Records from a data collection:

## START

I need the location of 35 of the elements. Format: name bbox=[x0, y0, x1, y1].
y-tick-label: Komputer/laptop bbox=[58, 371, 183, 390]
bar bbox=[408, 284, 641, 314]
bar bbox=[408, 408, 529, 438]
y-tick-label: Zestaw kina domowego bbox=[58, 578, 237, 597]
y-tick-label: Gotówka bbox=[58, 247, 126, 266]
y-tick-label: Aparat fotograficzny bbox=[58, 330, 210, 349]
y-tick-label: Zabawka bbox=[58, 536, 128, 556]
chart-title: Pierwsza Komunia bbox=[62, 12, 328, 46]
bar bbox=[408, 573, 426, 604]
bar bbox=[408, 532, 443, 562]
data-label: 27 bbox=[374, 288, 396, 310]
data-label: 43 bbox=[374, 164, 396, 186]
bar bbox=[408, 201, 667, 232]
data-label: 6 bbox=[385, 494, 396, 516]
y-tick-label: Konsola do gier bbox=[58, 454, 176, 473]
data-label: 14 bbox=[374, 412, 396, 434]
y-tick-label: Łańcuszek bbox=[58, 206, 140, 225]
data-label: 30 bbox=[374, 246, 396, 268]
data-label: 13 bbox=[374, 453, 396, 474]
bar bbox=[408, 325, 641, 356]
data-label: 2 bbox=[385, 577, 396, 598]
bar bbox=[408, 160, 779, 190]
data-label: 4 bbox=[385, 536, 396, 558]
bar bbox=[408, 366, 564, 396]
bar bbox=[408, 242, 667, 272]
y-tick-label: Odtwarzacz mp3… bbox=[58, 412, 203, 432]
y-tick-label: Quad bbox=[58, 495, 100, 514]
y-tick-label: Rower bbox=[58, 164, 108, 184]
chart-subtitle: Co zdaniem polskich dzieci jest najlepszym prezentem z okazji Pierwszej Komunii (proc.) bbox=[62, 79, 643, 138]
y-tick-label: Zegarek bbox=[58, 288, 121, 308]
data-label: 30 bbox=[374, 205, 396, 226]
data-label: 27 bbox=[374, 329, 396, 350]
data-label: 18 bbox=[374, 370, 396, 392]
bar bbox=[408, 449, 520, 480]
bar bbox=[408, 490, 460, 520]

## END

What the task requires:
Reproduce all of the data above word for word, keeping every line unchanged.

Correct output:
I need the location of 35 of the elements. Format: name bbox=[x0, y0, x1, y1].
y-tick-label: Komputer/laptop bbox=[58, 371, 183, 390]
bar bbox=[408, 284, 641, 314]
bar bbox=[408, 408, 529, 438]
y-tick-label: Zestaw kina domowego bbox=[58, 578, 237, 597]
y-tick-label: Gotówka bbox=[58, 247, 126, 266]
y-tick-label: Aparat fotograficzny bbox=[58, 330, 210, 349]
y-tick-label: Zabawka bbox=[58, 536, 128, 556]
chart-title: Pierwsza Komunia bbox=[62, 12, 328, 46]
bar bbox=[408, 573, 426, 604]
bar bbox=[408, 532, 443, 562]
data-label: 27 bbox=[374, 288, 396, 310]
data-label: 43 bbox=[374, 164, 396, 186]
bar bbox=[408, 201, 667, 232]
data-label: 6 bbox=[385, 494, 396, 516]
y-tick-label: Konsola do gier bbox=[58, 454, 176, 473]
data-label: 14 bbox=[374, 412, 396, 434]
y-tick-label: Łańcuszek bbox=[58, 206, 140, 225]
data-label: 30 bbox=[374, 246, 396, 268]
data-label: 13 bbox=[374, 453, 396, 474]
bar bbox=[408, 325, 641, 356]
data-label: 2 bbox=[385, 577, 396, 598]
bar bbox=[408, 160, 779, 190]
data-label: 4 bbox=[385, 536, 396, 558]
bar bbox=[408, 366, 564, 396]
bar bbox=[408, 242, 667, 272]
y-tick-label: Odtwarzacz mp3… bbox=[58, 412, 203, 432]
y-tick-label: Quad bbox=[58, 495, 100, 514]
y-tick-label: Rower bbox=[58, 164, 108, 184]
chart-subtitle: Co zdaniem polskich dzieci jest najlepszym prezentem z okazji Pierwszej Komunii (proc.) bbox=[62, 79, 643, 138]
y-tick-label: Zegarek bbox=[58, 288, 121, 308]
data-label: 30 bbox=[374, 205, 396, 226]
data-label: 27 bbox=[374, 329, 396, 350]
data-label: 18 bbox=[374, 370, 396, 392]
bar bbox=[408, 449, 520, 480]
bar bbox=[408, 490, 460, 520]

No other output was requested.